**Given request**
Locate all lines with the word "图中一位美丽的女子". Copy them.
----
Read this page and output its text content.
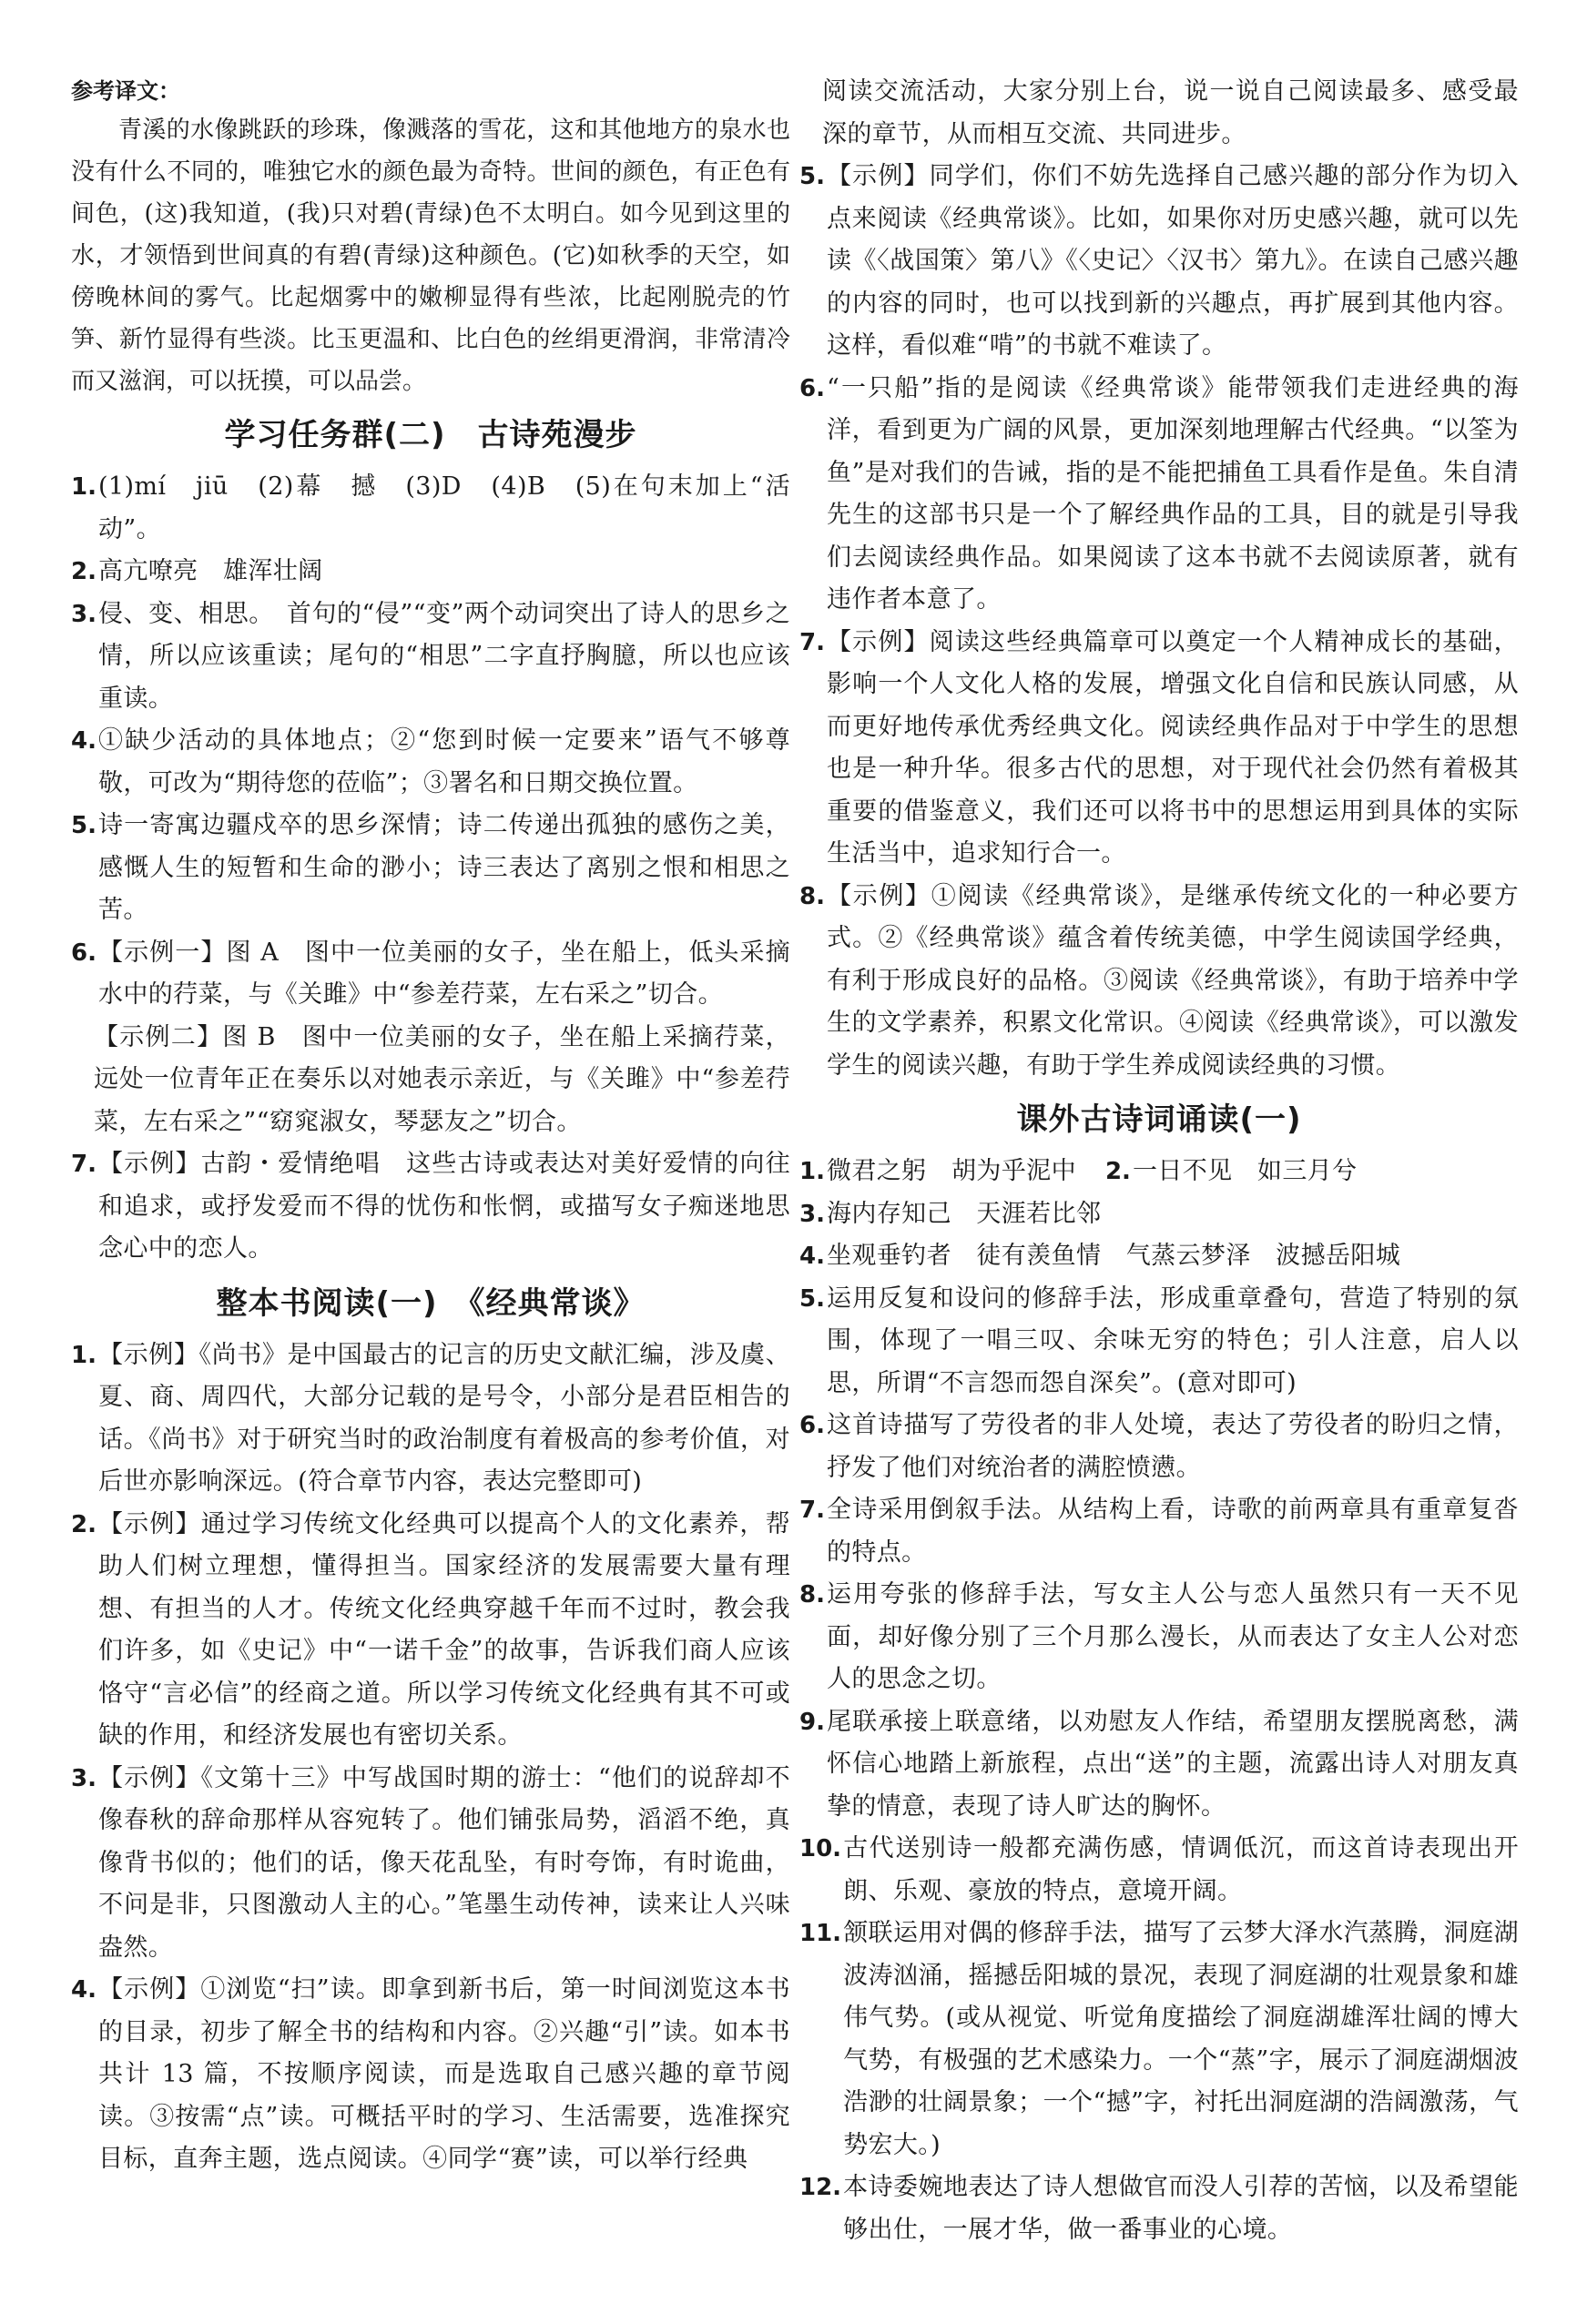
参考译文：

青溪的水像跳跃的珍珠，像溅落的雪花，这和其他地方的泉水也没有什么不同的，唯独它水的颜色最为奇特。世间的颜色，有正色有间色，(这)我知道，(我)只对碧(青绿)色不太明白。如今见到这里的水，才领悟到世间真的有碧(青绿)这种颜色。(它)如秋季的天空，如傍晚林间的雾气。比起烟雾中的嫩柳显得有些浓，比起刚脱壳的竹笋、新竹显得有些淡。比玉更温和、比白色的丝绢更滑润，非常清冷而又滋润，可以抚摸，可以品尝。

学习任务群(二)　古诗苑漫步
1. (1)mí　jiū　(2)幕　撼　(3)D　(4)B　(5)在句末加上“活动”。
2. 高亢嘹亮　雄浑壮阔
3. 侵、变、相思。　首句的“侵”“变”两个动词突出了诗人的思乡之情，所以应该重读；尾句的“相思”二字直抒胸臆，所以也应该重读。
4. ①缺少活动的具体地点；②“您到时候一定要来”语气不够尊敬，可改为“期待您的莅临”；③署名和日期交换位置。
5. 诗一寄寓边疆戍卒的思乡深情；诗二传递出孤独的感伤之美，感慨人生的短暂和生命的渺小；诗三表达了离别之恨和相思之苦。
6. 【示例一】图 A　图中一位美丽的女子，坐在船上，低头采摘水中的荇菜，与《关雎》中“参差荇菜，左右采之”切合。
【示例二】图 B　图中一位美丽的女子，坐在船上采摘荇菜，远处一位青年正在奏乐以对她表示亲近，与《关雎》中“参差荇菜，左右采之”“窈窕淑女，琴瑟友之”切合。
7. 【示例】古韵・爱情绝唱　这些古诗或表达对美好爱情的向往和追求，或抒发爱而不得的忧伤和怅惘，或描写女子痴迷地思念心中的恋人。
整本书阅读(一)　《经典常谈》
1. 【示例】《尚书》是中国最古的记言的历史文献汇编，涉及虞、夏、商、周四代，大部分记载的是号令，小部分是君臣相告的话。《尚书》对于研究当时的政治制度有着极高的参考价值，对后世亦影响深远。(符合章节内容，表达完整即可)
2. 【示例】通过学习传统文化经典可以提高个人的文化素养，帮助人们树立理想，懂得担当。国家经济的发展需要大量有理想、有担当的人才。传统文化经典穿越千年而不过时，教会我们许多，如《史记》中“一诺千金”的故事，告诉我们商人应该恪守“言必信”的经商之道。所以学习传统文化经典有其不可或缺的作用，和经济发展也有密切关系。
3. 【示例】《文第十三》中写战国时期的游士：“他们的说辞却不像春秋的辞命那样从容宛转了。他们铺张局势，滔滔不绝，真像背书似的；他们的话，像天花乱坠，有时夸饰，有时诡曲，不问是非，只图激动人主的心。”笔墨生动传神，读来让人兴味盎然。
4. 【示例】①浏览“扫”读。即拿到新书后，第一时间浏览这本书的目录，初步了解全书的结构和内容。②兴趣“引”读。如本书共计 13 篇，不按顺序阅读，而是选取自己感兴趣的章节阅读。③按需“点”读。可概括平时的学习、生活需要，选准探究目标，直奔主题，选点阅读。④同学“赛”读，可以举行经典
阅读交流活动，大家分别上台，说一说自己阅读最多、感受最深的章节，从而相互交流、共同进步。
5. 【示例】同学们，你们不妨先选择自己感兴趣的部分作为切入点来阅读《经典常谈》。比如，如果你对历史感兴趣，就可以先读《〈战国策〉第八》《〈史记〉〈汉书〉第九》。在读自己感兴趣的内容的同时，也可以找到新的兴趣点，再扩展到其他内容。这样，看似难“啃”的书就不难读了。
6. “一只船”指的是阅读《经典常谈》能带领我们走进经典的海洋，看到更为广阔的风景，更加深刻地理解古代经典。“以筌为鱼”是对我们的告诫，指的是不能把捕鱼工具看作是鱼。朱自清先生的这部书只是一个了解经典作品的工具，目的就是引导我们去阅读经典作品。如果阅读了这本书就不去阅读原著，就有违作者本意了。
7. 【示例】阅读这些经典篇章可以奠定一个人精神成长的基础，影响一个人文化人格的发展，增强文化自信和民族认同感，从而更好地传承优秀经典文化。阅读经典作品对于中学生的思想也是一种升华。很多古代的思想，对于现代社会仍然有着极其重要的借鉴意义，我们还可以将书中的思想运用到具体的实际生活当中，追求知行合一。
8. 【示例】①阅读《经典常谈》，是继承传统文化的一种必要方式。②《经典常谈》蕴含着传统美德，中学生阅读国学经典，有利于形成良好的品格。③阅读《经典常谈》，有助于培养中学生的文学素养，积累文化常识。④阅读《经典常谈》，可以激发学生的阅读兴趣，有助于学生养成阅读经典的习惯。
课外古诗词诵读(一)
1. 微君之躬　胡为乎泥中 2. 一日不见　如三月兮
3. 海内存知己　天涯若比邻
4. 坐观垂钓者　徒有羡鱼情　气蒸云梦泽　波撼岳阳城
5. 运用反复和设问的修辞手法，形成重章叠句，营造了特别的氛围，体现了一唱三叹、余味无穷的特色；引人注意，启人以思，所谓“不言怨而怨自深矣”。(意对即可)
6. 这首诗描写了劳役者的非人处境，表达了劳役者的盼归之情，抒发了他们对统治者的满腔愤懑。
7. 全诗采用倒叙手法。从结构上看，诗歌的前两章具有重章复沓的特点。
8. 运用夸张的修辞手法，写女主人公与恋人虽然只有一天不见面，却好像分别了三个月那么漫长，从而表达了女主人公对恋人的思念之切。
9. 尾联承接上联意绪，以劝慰友人作结，希望朋友摆脱离愁，满怀信心地踏上新旅程，点出“送”的主题，流露出诗人对朋友真挚的情意，表现了诗人旷达的胸怀。
10. 古代送别诗一般都充满伤感，情调低沉，而这首诗表现出开朗、乐观、豪放的特点，意境开阔。
11. 颔联运用对偶的修辞手法，描写了云梦大泽水汽蒸腾，洞庭湖波涛汹涌，摇撼岳阳城的景况，表现了洞庭湖的壮观景象和雄伟气势。(或从视觉、听觉角度描绘了洞庭湖雄浑壮阔的博大气势，有极强的艺术感染力。一个“蒸”字，展示了洞庭湖烟波浩渺的壮阔景象；一个“撼”字，衬托出洞庭湖的浩阔激荡，气势宏大。)
12. 本诗委婉地表达了诗人想做官而没人引荐的苦恼，以及希望能够出仕，一展才华，做一番事业的心境。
----
**Answer for the task**
6. 【示例一】图 A　图中一位美丽的女子，坐在船上，低头采摘水中的荇菜，与《关雎》中“参差荇菜，左右采之”切合。
【示例二】图 B　图中一位美丽的女子，坐在船上采摘荇菜，远处一位青年正在奏乐以对她表示亲近，与《关雎》中“参差荇菜，左右采之”“窈窕淑女，琴瑟友之”切合。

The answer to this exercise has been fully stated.